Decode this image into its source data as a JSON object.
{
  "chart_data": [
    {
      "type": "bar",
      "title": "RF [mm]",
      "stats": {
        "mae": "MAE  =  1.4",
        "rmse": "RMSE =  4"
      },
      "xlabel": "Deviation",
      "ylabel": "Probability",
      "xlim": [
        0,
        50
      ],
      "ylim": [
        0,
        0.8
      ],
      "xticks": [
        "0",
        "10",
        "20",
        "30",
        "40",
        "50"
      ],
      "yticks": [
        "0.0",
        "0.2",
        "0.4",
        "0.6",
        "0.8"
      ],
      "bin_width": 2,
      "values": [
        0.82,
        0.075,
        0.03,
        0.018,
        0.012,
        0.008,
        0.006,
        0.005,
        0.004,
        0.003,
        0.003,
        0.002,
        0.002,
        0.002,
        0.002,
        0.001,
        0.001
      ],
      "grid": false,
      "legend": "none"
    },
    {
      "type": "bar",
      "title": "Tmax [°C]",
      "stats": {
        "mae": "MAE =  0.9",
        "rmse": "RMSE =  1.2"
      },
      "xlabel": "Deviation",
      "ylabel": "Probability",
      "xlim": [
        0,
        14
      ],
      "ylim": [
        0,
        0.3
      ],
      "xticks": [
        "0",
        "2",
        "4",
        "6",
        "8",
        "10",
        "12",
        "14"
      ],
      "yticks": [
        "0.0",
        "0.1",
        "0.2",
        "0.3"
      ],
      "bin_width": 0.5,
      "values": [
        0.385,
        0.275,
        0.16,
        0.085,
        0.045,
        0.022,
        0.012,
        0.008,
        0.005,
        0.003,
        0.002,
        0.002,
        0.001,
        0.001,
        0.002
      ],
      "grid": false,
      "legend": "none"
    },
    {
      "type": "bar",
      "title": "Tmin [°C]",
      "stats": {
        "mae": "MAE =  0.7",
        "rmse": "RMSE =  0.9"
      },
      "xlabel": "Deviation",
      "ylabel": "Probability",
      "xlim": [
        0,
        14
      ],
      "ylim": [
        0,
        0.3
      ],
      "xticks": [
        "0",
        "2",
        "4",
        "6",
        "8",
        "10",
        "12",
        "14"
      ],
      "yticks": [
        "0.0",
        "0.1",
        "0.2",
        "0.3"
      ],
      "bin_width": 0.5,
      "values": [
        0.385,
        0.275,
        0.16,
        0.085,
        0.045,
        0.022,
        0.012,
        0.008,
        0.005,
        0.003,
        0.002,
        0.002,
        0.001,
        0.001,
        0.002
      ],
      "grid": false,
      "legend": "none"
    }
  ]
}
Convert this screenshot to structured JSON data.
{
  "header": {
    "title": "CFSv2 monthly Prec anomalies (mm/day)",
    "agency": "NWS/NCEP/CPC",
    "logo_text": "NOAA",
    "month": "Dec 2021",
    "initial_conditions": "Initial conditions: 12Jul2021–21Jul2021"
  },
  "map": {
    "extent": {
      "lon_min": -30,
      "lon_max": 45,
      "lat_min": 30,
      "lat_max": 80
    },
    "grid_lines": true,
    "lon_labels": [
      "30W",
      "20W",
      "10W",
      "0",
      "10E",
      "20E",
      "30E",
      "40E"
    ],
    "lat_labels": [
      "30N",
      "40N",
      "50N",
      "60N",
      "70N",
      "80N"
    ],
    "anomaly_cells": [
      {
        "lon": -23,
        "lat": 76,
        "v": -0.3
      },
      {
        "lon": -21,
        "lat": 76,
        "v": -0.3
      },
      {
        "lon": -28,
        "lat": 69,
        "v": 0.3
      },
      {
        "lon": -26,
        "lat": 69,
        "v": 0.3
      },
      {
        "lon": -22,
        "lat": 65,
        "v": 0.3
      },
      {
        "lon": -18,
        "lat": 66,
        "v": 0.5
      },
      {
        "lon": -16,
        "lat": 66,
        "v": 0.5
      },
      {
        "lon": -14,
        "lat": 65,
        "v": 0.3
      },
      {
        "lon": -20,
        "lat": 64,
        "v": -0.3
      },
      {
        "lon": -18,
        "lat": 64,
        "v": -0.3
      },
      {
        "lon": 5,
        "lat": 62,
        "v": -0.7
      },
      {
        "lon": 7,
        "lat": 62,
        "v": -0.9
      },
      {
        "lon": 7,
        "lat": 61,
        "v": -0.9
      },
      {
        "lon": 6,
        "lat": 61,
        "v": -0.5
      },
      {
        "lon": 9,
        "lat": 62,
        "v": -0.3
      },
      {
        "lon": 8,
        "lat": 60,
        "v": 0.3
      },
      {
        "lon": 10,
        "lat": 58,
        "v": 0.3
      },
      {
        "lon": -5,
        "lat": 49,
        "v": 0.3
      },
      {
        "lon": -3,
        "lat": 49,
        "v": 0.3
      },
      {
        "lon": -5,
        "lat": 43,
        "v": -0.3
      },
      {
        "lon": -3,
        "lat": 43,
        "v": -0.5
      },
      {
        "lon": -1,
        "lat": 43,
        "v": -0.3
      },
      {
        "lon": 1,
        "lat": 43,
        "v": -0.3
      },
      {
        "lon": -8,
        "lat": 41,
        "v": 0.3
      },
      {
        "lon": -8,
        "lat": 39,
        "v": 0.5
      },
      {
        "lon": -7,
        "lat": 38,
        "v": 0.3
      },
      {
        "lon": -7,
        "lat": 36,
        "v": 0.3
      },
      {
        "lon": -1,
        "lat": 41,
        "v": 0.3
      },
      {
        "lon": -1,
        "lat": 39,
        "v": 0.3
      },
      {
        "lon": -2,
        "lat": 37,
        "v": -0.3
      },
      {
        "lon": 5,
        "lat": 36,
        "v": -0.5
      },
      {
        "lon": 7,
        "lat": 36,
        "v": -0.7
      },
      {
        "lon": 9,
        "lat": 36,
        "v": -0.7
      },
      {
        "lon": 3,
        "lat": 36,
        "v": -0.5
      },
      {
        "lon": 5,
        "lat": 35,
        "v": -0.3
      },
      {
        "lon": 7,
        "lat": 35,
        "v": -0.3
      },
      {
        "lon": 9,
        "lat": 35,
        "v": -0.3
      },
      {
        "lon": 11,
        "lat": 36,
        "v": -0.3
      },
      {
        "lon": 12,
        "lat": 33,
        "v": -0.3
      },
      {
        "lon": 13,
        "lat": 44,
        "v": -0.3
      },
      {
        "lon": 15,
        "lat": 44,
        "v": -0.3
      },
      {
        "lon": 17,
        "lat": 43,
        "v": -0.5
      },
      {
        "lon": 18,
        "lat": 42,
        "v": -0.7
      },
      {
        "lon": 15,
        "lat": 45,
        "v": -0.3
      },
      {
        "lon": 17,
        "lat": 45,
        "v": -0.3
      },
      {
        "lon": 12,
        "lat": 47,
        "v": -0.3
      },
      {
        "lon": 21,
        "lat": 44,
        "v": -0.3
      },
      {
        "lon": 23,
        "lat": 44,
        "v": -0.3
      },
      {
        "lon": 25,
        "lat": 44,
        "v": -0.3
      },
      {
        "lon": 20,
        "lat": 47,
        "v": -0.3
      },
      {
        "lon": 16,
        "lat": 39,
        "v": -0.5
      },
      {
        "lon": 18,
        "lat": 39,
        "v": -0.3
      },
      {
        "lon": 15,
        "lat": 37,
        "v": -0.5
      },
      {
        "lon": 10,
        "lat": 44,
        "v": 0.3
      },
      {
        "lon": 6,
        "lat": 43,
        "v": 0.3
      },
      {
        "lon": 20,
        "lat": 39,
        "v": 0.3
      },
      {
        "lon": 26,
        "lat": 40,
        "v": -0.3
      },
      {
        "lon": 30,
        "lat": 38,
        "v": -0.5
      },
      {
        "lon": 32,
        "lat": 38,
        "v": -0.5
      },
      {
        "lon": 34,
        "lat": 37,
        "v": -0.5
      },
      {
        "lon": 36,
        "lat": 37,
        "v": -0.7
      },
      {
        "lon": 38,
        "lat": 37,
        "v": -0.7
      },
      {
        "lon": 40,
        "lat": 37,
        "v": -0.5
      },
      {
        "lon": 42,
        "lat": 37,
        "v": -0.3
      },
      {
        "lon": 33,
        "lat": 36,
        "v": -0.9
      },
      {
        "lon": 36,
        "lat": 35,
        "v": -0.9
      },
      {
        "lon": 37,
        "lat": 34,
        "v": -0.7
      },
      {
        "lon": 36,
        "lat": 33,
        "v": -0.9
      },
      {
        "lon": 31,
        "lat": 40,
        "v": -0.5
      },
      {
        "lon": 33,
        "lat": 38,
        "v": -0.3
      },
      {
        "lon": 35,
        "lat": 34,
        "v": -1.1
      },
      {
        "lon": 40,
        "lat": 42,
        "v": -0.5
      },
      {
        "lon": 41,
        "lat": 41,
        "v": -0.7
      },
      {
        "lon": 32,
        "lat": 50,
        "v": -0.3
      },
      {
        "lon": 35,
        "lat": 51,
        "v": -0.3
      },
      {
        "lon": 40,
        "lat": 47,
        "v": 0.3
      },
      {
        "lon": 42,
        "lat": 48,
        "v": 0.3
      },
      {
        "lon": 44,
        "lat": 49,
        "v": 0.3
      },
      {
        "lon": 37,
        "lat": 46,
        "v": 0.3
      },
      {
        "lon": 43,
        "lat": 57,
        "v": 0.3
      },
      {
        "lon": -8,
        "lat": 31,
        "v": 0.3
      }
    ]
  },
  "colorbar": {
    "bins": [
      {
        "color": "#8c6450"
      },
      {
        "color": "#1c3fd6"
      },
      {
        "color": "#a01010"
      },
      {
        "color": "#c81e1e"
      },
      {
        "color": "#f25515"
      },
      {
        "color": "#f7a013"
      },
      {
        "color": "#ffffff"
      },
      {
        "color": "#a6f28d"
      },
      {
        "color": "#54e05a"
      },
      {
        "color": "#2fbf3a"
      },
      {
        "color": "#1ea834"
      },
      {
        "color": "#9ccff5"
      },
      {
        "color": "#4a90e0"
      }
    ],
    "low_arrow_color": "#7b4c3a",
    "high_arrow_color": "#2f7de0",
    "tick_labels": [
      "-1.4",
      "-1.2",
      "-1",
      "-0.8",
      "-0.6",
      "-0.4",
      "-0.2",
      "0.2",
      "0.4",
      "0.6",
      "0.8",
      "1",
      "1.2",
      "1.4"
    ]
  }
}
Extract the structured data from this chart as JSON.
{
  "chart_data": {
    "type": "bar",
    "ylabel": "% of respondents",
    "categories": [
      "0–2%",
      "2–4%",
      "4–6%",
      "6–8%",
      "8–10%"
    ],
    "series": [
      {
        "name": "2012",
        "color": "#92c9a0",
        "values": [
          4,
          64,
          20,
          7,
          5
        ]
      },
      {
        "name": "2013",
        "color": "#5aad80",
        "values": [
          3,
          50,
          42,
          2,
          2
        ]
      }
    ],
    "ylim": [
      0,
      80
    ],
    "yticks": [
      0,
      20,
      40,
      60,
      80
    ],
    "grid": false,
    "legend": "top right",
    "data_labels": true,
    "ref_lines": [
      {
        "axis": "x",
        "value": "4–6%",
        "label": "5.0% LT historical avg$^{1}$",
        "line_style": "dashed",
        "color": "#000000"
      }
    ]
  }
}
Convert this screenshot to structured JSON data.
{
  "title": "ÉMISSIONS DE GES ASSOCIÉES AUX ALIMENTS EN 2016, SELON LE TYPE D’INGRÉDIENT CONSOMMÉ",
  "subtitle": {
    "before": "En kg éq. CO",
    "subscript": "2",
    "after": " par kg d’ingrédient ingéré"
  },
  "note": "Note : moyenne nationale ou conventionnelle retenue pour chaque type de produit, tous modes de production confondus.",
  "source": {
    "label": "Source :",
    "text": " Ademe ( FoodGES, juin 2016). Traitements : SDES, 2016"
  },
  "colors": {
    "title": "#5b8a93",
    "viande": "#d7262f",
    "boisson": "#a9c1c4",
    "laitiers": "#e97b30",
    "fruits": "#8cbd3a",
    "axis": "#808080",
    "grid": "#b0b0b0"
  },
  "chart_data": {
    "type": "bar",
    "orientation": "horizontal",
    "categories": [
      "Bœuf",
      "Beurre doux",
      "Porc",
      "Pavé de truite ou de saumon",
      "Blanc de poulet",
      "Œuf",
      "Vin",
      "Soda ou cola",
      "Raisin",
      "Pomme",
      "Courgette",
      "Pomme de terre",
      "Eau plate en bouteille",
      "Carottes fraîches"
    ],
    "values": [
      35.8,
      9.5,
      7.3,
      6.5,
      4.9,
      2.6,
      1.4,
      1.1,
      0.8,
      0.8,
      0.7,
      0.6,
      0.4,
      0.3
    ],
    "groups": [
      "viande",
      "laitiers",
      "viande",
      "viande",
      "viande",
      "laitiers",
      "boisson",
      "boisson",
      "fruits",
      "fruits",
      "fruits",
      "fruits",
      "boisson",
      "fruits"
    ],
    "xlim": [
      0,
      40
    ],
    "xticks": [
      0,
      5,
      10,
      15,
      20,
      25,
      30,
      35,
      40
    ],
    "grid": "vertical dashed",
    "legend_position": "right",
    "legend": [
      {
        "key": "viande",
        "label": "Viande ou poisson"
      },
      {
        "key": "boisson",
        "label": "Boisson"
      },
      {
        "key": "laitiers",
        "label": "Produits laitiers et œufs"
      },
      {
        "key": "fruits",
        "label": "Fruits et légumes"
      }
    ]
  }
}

§ **REQUIREMENT**: Select from the material above each line in which the string "right" appears, and list those lines.

§ **SOLUTION TO THE PROBLEM**:
    "legend": "top right",
    "legend_position": "right",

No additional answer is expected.